**** Excerpted passage ****
Wall Branding Bombardment

Mono 2000, an advertising company that has been in the business since 2000, is one of the major advertising companies in the capital. The company works on billboards and wall brandings, for which they are well-known.

Since the instalment of new billboard advertisements in the city was banned in 2012, the major focus of the company has been wall branding, although the work on billboards is easier both to the companies and the customers in terms of both cost and size, said the manager of Mono 2000, Eskinder Assefa.

“Billboards are installed on public land and the cost is only that of production and the installation except for the taxation that comes once a year,” he says. “But wall brandings have an additional cost, that is, the rental cost of the buildings, whose walls are to be branded.”

Another factor that determines the preference between the two forms of outdoor advertisements is the size of the material produced.

“The walls determine the size of the advertisements which usually makes it bigger but the size of billboards is smaller which makes the cost of production and instalment smaller,” he says.

The same holds true for other advertisers that are in the same field of production. One of these advertisers is Ermias Advertising that works both on billboards and wall brandings. Although the cost of the wall brandings is higher both for production and rental, there is a shift in the system with the use of wall brandings getting traction these days according to Ermias Mengistu, manager of the company.

“The number of wall brandings is increasing over time as there were no alternative forms of outdoor advertisement after the instalment of billboards was prohibited by the city administration,” he says.
**** Data listing ****
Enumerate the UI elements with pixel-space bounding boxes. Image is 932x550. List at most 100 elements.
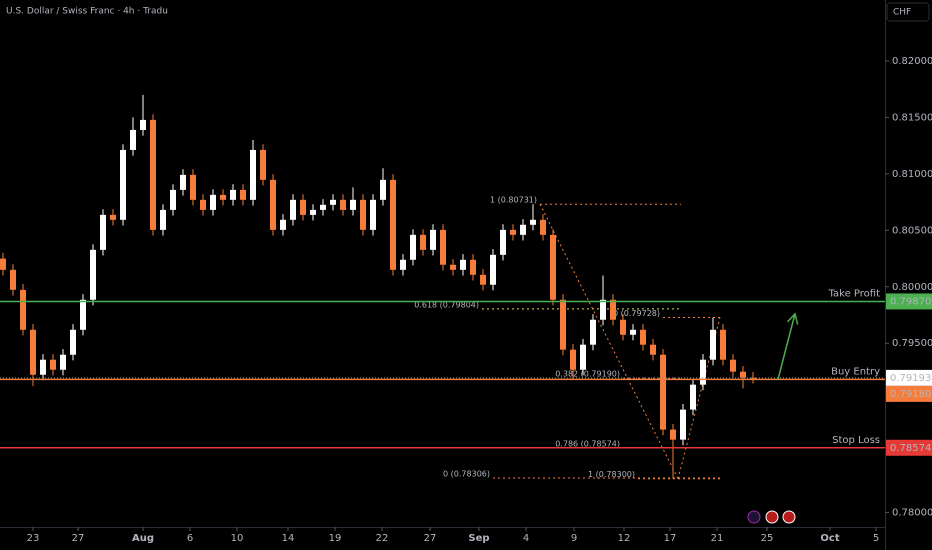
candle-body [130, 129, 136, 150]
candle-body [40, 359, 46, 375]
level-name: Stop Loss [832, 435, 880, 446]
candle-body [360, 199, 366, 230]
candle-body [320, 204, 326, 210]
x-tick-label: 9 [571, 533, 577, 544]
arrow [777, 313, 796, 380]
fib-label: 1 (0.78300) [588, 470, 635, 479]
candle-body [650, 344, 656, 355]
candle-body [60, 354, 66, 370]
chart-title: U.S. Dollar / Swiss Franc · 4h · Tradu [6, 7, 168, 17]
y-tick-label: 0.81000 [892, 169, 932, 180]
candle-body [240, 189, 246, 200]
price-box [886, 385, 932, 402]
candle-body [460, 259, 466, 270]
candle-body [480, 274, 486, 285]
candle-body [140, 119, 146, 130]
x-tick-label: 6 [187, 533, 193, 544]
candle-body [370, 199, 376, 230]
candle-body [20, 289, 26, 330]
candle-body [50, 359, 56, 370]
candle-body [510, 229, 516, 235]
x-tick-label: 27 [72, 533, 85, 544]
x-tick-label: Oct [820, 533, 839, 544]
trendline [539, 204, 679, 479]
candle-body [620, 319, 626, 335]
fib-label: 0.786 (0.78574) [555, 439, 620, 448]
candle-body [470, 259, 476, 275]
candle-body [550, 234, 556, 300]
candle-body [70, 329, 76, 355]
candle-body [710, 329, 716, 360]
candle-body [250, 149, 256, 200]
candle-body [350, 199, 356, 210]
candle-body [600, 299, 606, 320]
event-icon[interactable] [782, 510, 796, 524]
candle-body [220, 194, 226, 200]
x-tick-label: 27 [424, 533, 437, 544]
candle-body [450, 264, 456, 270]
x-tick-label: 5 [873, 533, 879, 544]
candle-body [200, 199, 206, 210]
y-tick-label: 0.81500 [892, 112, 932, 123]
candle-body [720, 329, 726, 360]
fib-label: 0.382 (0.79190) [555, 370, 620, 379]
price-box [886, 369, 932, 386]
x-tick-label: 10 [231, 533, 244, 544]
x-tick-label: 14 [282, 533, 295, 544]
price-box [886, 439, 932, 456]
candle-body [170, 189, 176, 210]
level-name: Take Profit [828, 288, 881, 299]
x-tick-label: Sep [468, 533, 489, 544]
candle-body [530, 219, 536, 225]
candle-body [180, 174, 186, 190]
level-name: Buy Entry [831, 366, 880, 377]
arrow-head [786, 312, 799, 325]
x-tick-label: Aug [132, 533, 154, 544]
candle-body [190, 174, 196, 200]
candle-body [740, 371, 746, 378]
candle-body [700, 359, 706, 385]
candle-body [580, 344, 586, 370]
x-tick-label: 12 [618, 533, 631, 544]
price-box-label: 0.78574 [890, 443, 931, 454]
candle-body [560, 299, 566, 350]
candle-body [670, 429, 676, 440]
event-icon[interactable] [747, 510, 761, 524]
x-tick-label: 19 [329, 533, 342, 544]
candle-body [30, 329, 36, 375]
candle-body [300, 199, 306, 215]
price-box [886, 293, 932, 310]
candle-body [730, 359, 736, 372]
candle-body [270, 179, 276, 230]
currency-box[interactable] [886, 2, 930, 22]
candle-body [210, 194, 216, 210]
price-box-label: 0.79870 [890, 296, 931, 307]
****
[Task list]:
1) Answer these from the wall branding article:
(a) Since what year has Mono 2000 been in business?
(b) In what year was putting up new billboard advertisements in the city banned?
(c) Who is the manager of Ermias Advertising?
2) Quote the stretch of the wall branding article from "Mono 2000, an" through "they are well-known.".
The listing is separate material and has nothing to do with the wall branding article.

[Answers in order]:
1)
(a) 2000
(b) 2012
(c) Ermias Mengistu

2)
Mono 2000, an advertising company that has been in the business since 2000, is one of the major advertising companies in the capital. The company works on billboards and wall brandings, for which they are well-known.